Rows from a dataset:
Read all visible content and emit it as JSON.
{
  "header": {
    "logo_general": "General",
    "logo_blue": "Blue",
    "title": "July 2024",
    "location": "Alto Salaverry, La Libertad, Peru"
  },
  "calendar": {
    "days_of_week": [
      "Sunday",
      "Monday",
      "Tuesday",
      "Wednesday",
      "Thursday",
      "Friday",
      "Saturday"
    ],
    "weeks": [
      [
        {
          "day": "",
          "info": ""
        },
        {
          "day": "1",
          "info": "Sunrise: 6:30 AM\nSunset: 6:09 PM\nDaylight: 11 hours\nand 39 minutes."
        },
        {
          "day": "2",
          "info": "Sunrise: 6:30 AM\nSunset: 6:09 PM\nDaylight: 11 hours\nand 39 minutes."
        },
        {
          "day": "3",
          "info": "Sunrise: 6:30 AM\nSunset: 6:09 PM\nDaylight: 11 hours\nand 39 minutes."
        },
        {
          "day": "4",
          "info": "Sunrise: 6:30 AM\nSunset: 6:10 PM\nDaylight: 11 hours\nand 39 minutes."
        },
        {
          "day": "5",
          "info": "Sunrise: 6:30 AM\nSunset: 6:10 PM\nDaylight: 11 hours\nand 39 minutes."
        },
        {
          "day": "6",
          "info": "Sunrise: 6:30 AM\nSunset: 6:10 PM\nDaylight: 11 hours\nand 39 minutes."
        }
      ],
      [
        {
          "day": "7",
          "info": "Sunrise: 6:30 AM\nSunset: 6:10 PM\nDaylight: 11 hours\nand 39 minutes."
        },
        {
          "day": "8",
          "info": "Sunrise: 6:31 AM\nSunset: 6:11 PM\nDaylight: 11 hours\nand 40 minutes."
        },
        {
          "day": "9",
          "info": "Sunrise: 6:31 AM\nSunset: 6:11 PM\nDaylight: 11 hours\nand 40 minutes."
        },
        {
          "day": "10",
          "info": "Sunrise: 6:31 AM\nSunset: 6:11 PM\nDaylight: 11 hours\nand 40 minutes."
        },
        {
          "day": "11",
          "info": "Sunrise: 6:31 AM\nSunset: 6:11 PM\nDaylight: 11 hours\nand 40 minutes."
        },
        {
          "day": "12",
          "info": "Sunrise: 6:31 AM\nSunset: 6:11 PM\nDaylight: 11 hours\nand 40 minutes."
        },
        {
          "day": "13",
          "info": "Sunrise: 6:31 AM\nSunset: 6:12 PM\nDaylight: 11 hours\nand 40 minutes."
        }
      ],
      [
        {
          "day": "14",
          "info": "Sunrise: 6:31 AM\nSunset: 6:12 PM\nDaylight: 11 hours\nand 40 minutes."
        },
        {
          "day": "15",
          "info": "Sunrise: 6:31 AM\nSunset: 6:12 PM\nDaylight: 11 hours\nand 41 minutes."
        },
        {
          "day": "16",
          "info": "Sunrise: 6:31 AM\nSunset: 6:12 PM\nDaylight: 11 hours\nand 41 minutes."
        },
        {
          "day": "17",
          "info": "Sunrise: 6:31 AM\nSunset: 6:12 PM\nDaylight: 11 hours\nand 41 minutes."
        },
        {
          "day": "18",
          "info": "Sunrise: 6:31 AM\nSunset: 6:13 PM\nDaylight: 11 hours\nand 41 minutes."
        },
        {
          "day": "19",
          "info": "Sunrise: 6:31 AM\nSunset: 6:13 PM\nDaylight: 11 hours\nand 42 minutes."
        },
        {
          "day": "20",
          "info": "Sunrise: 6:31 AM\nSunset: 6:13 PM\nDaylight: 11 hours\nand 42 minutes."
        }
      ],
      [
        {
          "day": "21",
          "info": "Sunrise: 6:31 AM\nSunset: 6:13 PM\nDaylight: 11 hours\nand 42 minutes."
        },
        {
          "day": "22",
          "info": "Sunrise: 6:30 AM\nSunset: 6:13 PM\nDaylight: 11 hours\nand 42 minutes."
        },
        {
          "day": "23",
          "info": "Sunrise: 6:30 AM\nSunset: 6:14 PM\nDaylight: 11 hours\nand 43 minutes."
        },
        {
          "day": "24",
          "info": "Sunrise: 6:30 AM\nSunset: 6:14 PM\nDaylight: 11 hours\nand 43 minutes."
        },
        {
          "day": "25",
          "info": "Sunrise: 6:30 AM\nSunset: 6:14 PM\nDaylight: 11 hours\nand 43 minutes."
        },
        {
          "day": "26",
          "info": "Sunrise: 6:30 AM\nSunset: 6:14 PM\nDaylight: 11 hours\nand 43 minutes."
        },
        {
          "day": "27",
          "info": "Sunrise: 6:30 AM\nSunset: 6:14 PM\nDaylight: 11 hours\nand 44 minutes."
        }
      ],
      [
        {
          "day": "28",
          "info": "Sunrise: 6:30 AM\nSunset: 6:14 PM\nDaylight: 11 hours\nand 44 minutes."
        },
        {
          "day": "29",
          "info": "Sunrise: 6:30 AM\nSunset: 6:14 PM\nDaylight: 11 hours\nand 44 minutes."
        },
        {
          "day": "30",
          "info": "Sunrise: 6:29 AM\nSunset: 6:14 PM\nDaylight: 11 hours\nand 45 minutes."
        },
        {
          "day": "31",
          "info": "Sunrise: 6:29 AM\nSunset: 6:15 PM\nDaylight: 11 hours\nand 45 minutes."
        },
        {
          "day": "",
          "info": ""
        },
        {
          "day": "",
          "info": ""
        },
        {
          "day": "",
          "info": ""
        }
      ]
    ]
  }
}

TASK PROMPT - Extract the full listing above without alteration.

RESPONSE -
Read all visible content and emit it as JSON.
{
  "header": {
    "logo_general": "General",
    "logo_blue": "Blue",
    "title": "July 2024",
    "location": "Alto Salaverry, La Libertad, Peru"
  },
  "calendar": {
    "days_of_week": [
      "Sunday",
      "Monday",
      "Tuesday",
      "Wednesday",
      "Thursday",
      "Friday",
      "Saturday"
    ],
    "weeks": [
      [
        {
          "day": "",
          "info": ""
        },
        {
          "day": "1",
          "info": "Sunrise: 6:30 AM\nSunset: 6:09 PM\nDaylight: 11 hours\nand 39 minutes."
        },
        {
          "day": "2",
          "info": "Sunrise: 6:30 AM\nSunset: 6:09 PM\nDaylight: 11 hours\nand 39 minutes."
        },
        {
          "day": "3",
          "info": "Sunrise: 6:30 AM\nSunset: 6:09 PM\nDaylight: 11 hours\nand 39 minutes."
        },
        {
          "day": "4",
          "info": "Sunrise: 6:30 AM\nSunset: 6:10 PM\nDaylight: 11 hours\nand 39 minutes."
        },
        {
          "day": "5",
          "info": "Sunrise: 6:30 AM\nSunset: 6:10 PM\nDaylight: 11 hours\nand 39 minutes."
        },
        {
          "day": "6",
          "info": "Sunrise: 6:30 AM\nSunset: 6:10 PM\nDaylight: 11 hours\nand 39 minutes."
        }
      ],
      [
        {
          "day": "7",
          "info": "Sunrise: 6:30 AM\nSunset: 6:10 PM\nDaylight: 11 hours\nand 39 minutes."
        },
        {
          "day": "8",
          "info": "Sunrise: 6:31 AM\nSunset: 6:11 PM\nDaylight: 11 hours\nand 40 minutes."
        },
        {
          "day": "9",
          "info": "Sunrise: 6:31 AM\nSunset: 6:11 PM\nDaylight: 11 hours\nand 40 minutes."
        },
        {
          "day": "10",
          "info": "Sunrise: 6:31 AM\nSunset: 6:11 PM\nDaylight: 11 hours\nand 40 minutes."
        },
        {
          "day": "11",
          "info": "Sunrise: 6:31 AM\nSunset: 6:11 PM\nDaylight: 11 hours\nand 40 minutes."
        },
        {
          "day": "12",
          "info": "Sunrise: 6:31 AM\nSunset: 6:11 PM\nDaylight: 11 hours\nand 40 minutes."
        },
        {
          "day": "13",
          "info": "Sunrise: 6:31 AM\nSunset: 6:12 PM\nDaylight: 11 hours\nand 40 minutes."
        }
      ],
      [
        {
          "day": "14",
          "info": "Sunrise: 6:31 AM\nSunset: 6:12 PM\nDaylight: 11 hours\nand 40 minutes."
        },
        {
          "day": "15",
          "info": "Sunrise: 6:31 AM\nSunset: 6:12 PM\nDaylight: 11 hours\nand 41 minutes."
        },
        {
          "day": "16",
          "info": "Sunrise: 6:31 AM\nSunset: 6:12 PM\nDaylight: 11 hours\nand 41 minutes."
        },
        {
          "day": "17",
          "info": "Sunrise: 6:31 AM\nSunset: 6:12 PM\nDaylight: 11 hours\nand 41 minutes."
        },
        {
          "day": "18",
          "info": "Sunrise: 6:31 AM\nSunset: 6:13 PM\nDaylight: 11 hours\nand 41 minutes."
        },
        {
          "day": "19",
          "info": "Sunrise: 6:31 AM\nSunset: 6:13 PM\nDaylight: 11 hours\nand 42 minutes."
        },
        {
          "day": "20",
          "info": "Sunrise: 6:31 AM\nSunset: 6:13 PM\nDaylight: 11 hours\nand 42 minutes."
        }
      ],
      [
        {
          "day": "21",
          "info": "Sunrise: 6:31 AM\nSunset: 6:13 PM\nDaylight: 11 hours\nand 42 minutes."
        },
        {
          "day": "22",
          "info": "Sunrise: 6:30 AM\nSunset: 6:13 PM\nDaylight: 11 hours\nand 42 minutes."
        },
        {
          "day": "23",
          "info": "Sunrise: 6:30 AM\nSunset: 6:14 PM\nDaylight: 11 hours\nand 43 minutes."
        },
        {
          "day": "24",
          "info": "Sunrise: 6:30 AM\nSunset: 6:14 PM\nDaylight: 11 hours\nand 43 minutes."
        },
        {
          "day": "25",
          "info": "Sunrise: 6:30 AM\nSunset: 6:14 PM\nDaylight: 11 hours\nand 43 minutes."
        },
        {
          "day": "26",
          "info": "Sunrise: 6:30 AM\nSunset: 6:14 PM\nDaylight: 11 hours\nand 43 minutes."
        },
        {
          "day": "27",
          "info": "Sunrise: 6:30 AM\nSunset: 6:14 PM\nDaylight: 11 hours\nand 44 minutes."
        }
      ],
      [
        {
          "day": "28",
          "info": "Sunrise: 6:30 AM\nSunset: 6:14 PM\nDaylight: 11 hours\nand 44 minutes."
        },
        {
          "day": "29",
          "info": "Sunrise: 6:30 AM\nSunset: 6:14 PM\nDaylight: 11 hours\nand 44 minutes."
        },
        {
          "day": "30",
          "info": "Sunrise: 6:29 AM\nSunset: 6:14 PM\nDaylight: 11 hours\nand 45 minutes."
        },
        {
          "day": "31",
          "info": "Sunrise: 6:29 AM\nSunset: 6:15 PM\nDaylight: 11 hours\nand 45 minutes."
        },
        {
          "day": "",
          "info": ""
        },
        {
          "day": "",
          "info": ""
        },
        {
          "day": "",
          "info": ""
        }
      ]
    ]
  }
}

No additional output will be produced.